Tasks and exercises ::
a - In the description of FAO dataset columns, why is the Year Code field ignored?
b - Continue the description of FAO dataset columns from its last line, in the same style.

Passage provided ::
==*==
Each FAO dataset is typically given as a long table with the following columns:

Area Code: Identifier code of the country/region.
Area: FAO name of the country/region. It contains countries and continents, but also geographical regions (e.g. Polynesia), and other aggregations (e.g. Developing regions).
Item Code: Identifier code for items.
Item: Item name (e.g. 'Olive oil').
Element Code: Identifier code for element-units. It is possible to find multiple elements with the same element code, if there are multiple units for the same element (e.g. faostat_qcl has element codes 5513 and 5510 for element 'Production', because they have different units, namely 'thousand number' and 'tonnes').
Element: Variable measured (e.g. 'Area harvested').
Year Code: Identifier code for year. We ignore this field, since it is almost identical to Year, and does not add any information to it.
==*==
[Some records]
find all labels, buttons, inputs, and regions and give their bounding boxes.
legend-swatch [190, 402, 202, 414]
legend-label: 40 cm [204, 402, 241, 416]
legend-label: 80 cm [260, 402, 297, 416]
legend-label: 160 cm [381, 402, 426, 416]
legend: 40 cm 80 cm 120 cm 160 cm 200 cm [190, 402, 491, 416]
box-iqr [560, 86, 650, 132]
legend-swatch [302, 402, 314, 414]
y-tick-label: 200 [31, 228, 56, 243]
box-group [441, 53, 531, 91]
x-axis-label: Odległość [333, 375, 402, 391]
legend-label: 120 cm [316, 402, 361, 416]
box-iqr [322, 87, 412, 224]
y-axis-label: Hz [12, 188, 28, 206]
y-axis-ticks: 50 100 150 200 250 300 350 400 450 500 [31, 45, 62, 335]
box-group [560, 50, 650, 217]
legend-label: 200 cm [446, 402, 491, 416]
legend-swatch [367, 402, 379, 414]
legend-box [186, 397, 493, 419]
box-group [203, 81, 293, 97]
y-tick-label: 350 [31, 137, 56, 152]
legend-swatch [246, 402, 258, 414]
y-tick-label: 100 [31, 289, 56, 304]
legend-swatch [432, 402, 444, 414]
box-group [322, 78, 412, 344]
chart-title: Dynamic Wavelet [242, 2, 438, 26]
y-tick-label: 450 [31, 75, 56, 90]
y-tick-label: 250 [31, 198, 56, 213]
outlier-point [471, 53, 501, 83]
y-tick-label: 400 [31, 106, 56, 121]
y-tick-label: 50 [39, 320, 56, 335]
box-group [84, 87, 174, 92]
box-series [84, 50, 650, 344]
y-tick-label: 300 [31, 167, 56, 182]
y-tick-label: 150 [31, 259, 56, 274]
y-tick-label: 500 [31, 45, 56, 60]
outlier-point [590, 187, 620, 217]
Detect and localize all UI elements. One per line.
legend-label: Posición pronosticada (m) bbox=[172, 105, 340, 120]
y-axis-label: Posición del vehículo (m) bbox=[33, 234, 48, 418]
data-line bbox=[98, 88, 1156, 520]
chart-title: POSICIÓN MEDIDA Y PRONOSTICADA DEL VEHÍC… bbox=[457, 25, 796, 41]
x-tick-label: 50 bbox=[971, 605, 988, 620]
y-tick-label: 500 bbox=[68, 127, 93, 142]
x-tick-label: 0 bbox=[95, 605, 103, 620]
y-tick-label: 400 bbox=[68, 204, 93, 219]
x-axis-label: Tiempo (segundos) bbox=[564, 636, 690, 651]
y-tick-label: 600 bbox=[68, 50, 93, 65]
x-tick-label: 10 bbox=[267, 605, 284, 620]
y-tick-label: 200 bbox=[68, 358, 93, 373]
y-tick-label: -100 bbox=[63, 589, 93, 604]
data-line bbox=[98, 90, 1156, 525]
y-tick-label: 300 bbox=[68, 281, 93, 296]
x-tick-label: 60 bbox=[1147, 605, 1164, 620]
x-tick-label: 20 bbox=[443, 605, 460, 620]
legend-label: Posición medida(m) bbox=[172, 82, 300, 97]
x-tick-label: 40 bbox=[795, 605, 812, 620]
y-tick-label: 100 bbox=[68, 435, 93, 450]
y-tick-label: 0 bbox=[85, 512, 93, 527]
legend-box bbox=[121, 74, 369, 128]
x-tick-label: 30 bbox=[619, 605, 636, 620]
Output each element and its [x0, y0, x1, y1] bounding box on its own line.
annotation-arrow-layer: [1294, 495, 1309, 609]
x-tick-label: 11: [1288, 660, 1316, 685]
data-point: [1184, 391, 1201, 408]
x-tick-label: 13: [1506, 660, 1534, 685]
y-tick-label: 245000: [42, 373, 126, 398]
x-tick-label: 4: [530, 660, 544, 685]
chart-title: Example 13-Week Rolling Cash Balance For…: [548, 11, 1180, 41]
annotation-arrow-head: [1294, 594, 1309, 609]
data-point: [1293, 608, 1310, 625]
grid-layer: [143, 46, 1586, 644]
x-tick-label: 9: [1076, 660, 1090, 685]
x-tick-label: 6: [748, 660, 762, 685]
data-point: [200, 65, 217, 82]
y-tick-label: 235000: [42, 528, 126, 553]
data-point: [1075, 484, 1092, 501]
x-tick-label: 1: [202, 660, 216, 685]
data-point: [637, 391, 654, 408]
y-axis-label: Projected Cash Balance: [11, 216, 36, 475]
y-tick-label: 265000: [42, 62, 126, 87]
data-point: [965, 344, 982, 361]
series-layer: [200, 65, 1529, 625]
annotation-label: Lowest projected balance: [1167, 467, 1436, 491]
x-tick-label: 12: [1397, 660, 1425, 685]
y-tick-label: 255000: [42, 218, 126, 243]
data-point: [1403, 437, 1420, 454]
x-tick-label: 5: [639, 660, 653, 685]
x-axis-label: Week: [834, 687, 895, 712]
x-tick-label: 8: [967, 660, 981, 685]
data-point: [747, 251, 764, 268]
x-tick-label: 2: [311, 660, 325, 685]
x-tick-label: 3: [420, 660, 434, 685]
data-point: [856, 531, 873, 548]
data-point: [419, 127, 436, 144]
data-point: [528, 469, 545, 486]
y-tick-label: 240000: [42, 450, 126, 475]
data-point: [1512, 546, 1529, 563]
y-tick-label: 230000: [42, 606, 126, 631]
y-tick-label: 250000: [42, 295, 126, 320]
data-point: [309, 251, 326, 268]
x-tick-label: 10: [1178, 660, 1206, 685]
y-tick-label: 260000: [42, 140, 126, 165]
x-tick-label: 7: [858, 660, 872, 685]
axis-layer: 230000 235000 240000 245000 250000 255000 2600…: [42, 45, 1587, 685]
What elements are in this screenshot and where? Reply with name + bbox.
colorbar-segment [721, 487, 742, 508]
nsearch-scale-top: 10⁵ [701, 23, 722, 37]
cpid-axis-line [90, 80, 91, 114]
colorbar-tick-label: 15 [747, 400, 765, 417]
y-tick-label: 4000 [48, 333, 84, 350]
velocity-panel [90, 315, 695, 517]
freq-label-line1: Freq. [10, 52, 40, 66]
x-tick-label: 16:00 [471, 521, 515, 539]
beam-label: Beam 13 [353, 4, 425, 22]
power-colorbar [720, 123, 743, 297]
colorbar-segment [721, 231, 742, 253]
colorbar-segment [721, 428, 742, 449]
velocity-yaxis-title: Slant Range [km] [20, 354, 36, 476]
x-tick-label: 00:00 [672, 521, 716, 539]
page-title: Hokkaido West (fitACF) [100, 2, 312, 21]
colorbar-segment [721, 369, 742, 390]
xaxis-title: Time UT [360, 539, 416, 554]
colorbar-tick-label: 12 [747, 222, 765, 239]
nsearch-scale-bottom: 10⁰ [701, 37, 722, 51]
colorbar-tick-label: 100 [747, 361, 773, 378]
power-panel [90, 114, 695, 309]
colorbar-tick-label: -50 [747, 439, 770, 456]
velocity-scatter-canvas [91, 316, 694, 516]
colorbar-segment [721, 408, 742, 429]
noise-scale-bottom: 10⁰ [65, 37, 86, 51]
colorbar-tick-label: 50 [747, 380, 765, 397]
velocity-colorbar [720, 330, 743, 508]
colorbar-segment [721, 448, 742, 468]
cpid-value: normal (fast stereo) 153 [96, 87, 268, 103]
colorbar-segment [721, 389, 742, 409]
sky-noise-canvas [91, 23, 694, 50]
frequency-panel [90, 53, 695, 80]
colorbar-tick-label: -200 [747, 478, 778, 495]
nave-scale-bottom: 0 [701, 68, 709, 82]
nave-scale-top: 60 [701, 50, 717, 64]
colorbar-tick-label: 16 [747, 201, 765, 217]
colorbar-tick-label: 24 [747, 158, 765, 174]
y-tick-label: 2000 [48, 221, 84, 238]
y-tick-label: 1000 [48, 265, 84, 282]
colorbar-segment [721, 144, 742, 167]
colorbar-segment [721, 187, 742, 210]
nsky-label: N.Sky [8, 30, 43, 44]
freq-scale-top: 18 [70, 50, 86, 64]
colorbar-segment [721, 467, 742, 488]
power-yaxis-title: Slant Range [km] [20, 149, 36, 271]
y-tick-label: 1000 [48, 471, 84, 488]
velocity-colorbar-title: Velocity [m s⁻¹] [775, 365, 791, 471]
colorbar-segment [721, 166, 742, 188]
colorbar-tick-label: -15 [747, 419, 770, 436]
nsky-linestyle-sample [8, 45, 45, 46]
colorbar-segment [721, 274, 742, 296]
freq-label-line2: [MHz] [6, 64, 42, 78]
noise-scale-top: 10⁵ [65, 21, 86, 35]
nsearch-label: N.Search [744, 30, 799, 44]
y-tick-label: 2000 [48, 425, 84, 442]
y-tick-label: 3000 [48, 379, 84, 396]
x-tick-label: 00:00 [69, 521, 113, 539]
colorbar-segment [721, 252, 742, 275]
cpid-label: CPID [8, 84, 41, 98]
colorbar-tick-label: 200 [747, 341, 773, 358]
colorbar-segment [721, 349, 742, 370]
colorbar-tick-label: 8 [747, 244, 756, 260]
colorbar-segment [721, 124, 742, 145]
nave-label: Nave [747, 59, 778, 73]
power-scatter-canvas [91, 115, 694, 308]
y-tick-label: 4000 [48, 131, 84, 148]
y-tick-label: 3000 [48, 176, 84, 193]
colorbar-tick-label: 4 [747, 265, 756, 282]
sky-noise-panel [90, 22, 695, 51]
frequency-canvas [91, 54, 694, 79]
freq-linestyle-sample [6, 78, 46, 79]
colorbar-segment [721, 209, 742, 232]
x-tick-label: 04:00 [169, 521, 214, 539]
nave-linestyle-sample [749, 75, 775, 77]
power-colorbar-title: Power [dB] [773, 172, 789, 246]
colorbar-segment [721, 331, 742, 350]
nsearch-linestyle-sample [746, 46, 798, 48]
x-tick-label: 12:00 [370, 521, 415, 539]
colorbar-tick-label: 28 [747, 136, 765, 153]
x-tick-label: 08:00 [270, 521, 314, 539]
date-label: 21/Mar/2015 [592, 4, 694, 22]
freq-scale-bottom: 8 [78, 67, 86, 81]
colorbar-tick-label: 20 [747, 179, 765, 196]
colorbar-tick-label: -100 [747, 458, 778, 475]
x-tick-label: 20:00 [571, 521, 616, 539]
==*==
Answers for the tasks ::
a - It is almost identical to Year and adds no information to it.

b -
Year: Year. It is given almost always as an integer value. But sometimes (e.g. in the faostat_fs dataset) it is a range of years (e.g. '2010-2012').
Unit: Unit of measurement of the specific element (e.g. 'hectares').
Value: Actual value of the specific data point.
Flag: Short text (e.g. A) informing of the source or of possible issues of a data point. We use these flags only to prioritize data points in cases of ambiguity.

However, there are some datasets with different columns, namely:

faostat_fa contains Recipient Country and Recipient Country Code instead of Area and Area Code.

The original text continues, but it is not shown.